## DATA LINES:
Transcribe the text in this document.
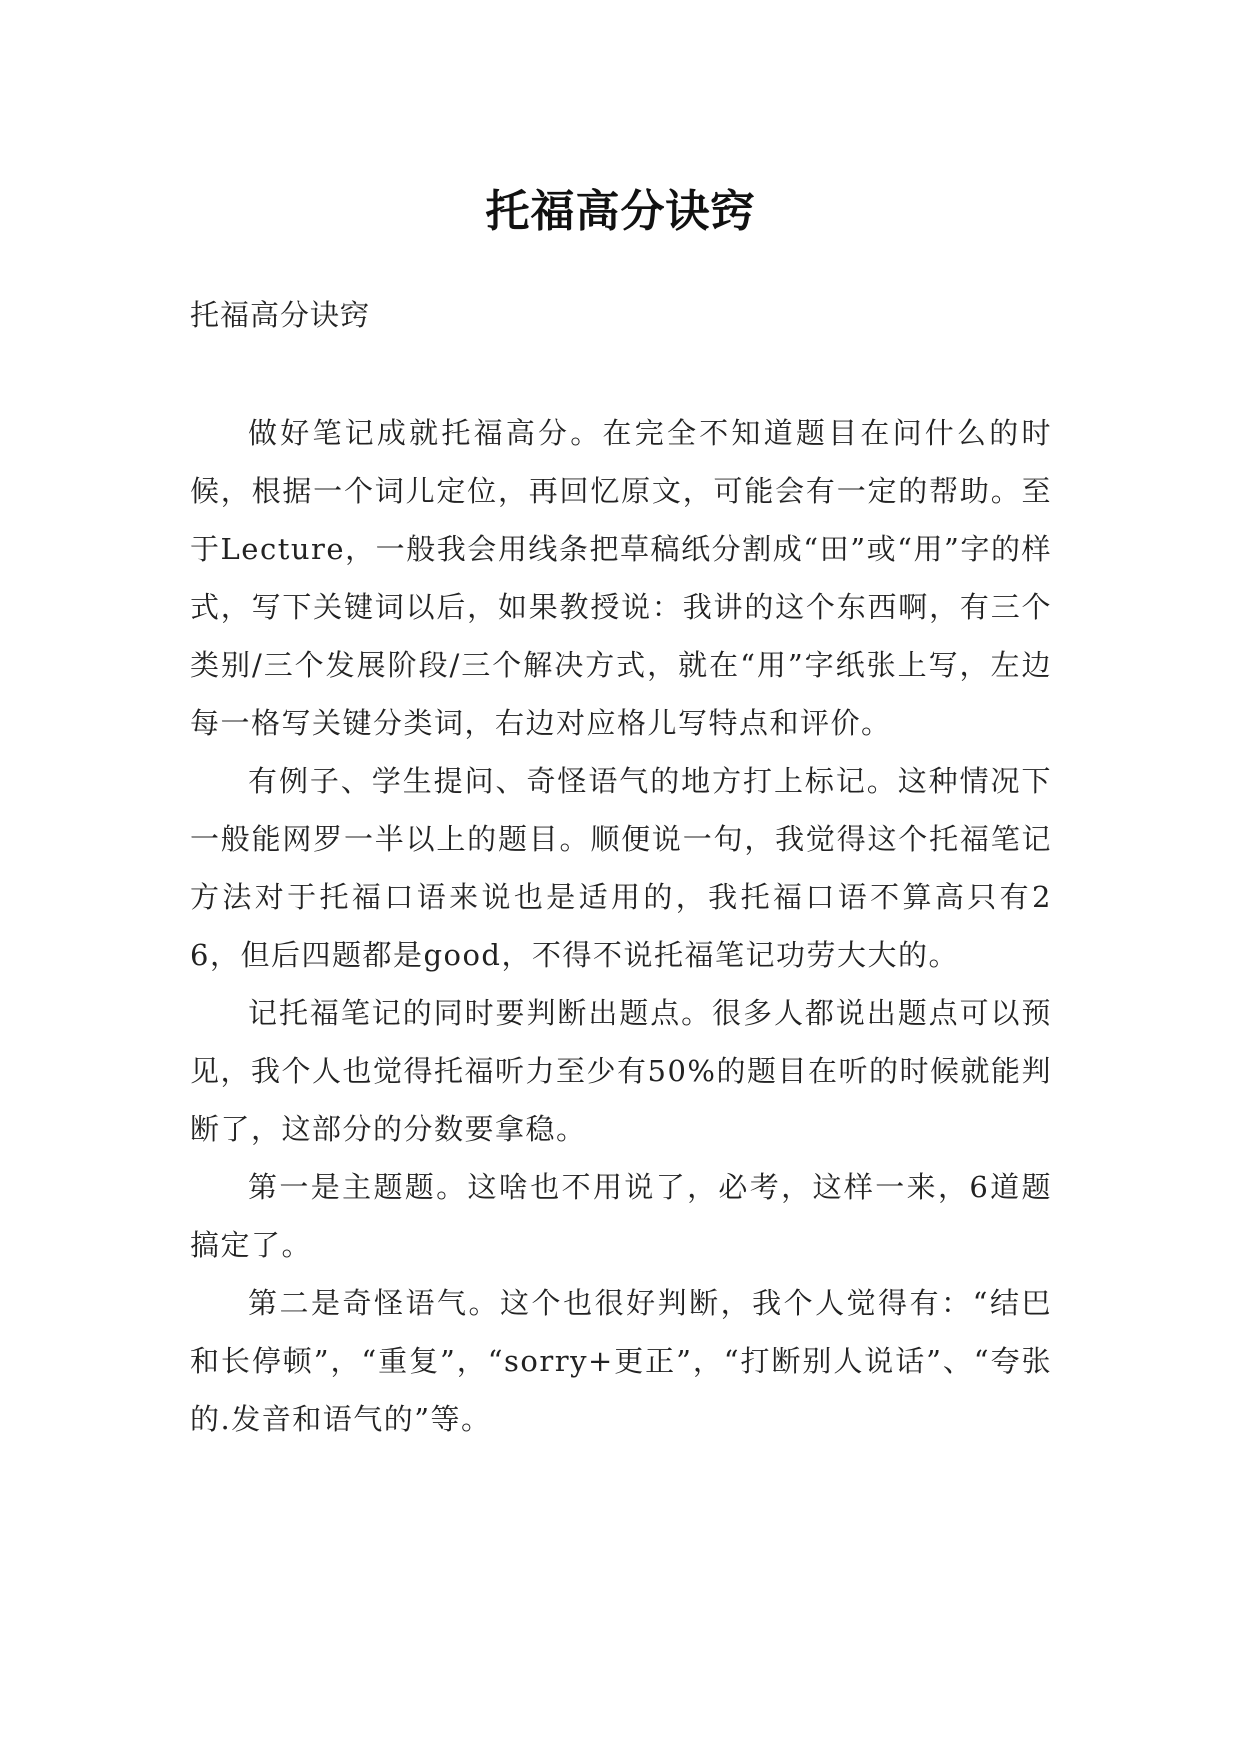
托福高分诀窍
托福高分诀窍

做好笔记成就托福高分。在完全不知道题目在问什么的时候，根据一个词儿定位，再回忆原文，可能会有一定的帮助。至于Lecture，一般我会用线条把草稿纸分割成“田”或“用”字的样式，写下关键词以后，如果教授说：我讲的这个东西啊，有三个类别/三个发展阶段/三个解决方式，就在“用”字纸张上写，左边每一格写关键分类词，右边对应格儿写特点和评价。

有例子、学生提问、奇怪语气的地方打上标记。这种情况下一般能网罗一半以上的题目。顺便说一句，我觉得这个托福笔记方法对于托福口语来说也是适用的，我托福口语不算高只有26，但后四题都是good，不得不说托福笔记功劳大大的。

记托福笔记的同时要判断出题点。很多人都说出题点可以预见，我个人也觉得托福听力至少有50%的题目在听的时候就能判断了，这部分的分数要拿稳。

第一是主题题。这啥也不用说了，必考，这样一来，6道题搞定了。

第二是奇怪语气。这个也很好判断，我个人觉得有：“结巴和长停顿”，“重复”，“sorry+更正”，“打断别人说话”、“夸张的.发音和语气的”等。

## WHAT NEEDS TO BE DONE:
Omit any images, then output the listing exactly.

## OUTPUT OF THE EXERCISE:
Transcribe the text in this document.
托福高分诀窍
托福高分诀窍

做好笔记成就托福高分。在完全不知道题目在问什么的时候，根据一个词儿定位，再回忆原文，可能会有一定的帮助。至于Lecture，一般我会用线条把草稿纸分割成“田”或“用”字的样式，写下关键词以后，如果教授说：我讲的这个东西啊，有三个类别/三个发展阶段/三个解决方式，就在“用”字纸张上写，左边每一格写关键分类词，右边对应格儿写特点和评价。

有例子、学生提问、奇怪语气的地方打上标记。这种情况下一般能网罗一半以上的题目。顺便说一句，我觉得这个托福笔记方法对于托福口语来说也是适用的，我托福口语不算高只有26，但后四题都是good，不得不说托福笔记功劳大大的。

记托福笔记的同时要判断出题点。很多人都说出题点可以预见，我个人也觉得托福听力至少有50%的题目在听的时候就能判断了，这部分的分数要拿稳。

第一是主题题。这啥也不用说了，必考，这样一来，6道题搞定了。

第二是奇怪语气。这个也很好判断，我个人觉得有：“结巴和长停顿”，“重复”，“sorry+更正”，“打断别人说话”、“夸张的.发音和语气的”等。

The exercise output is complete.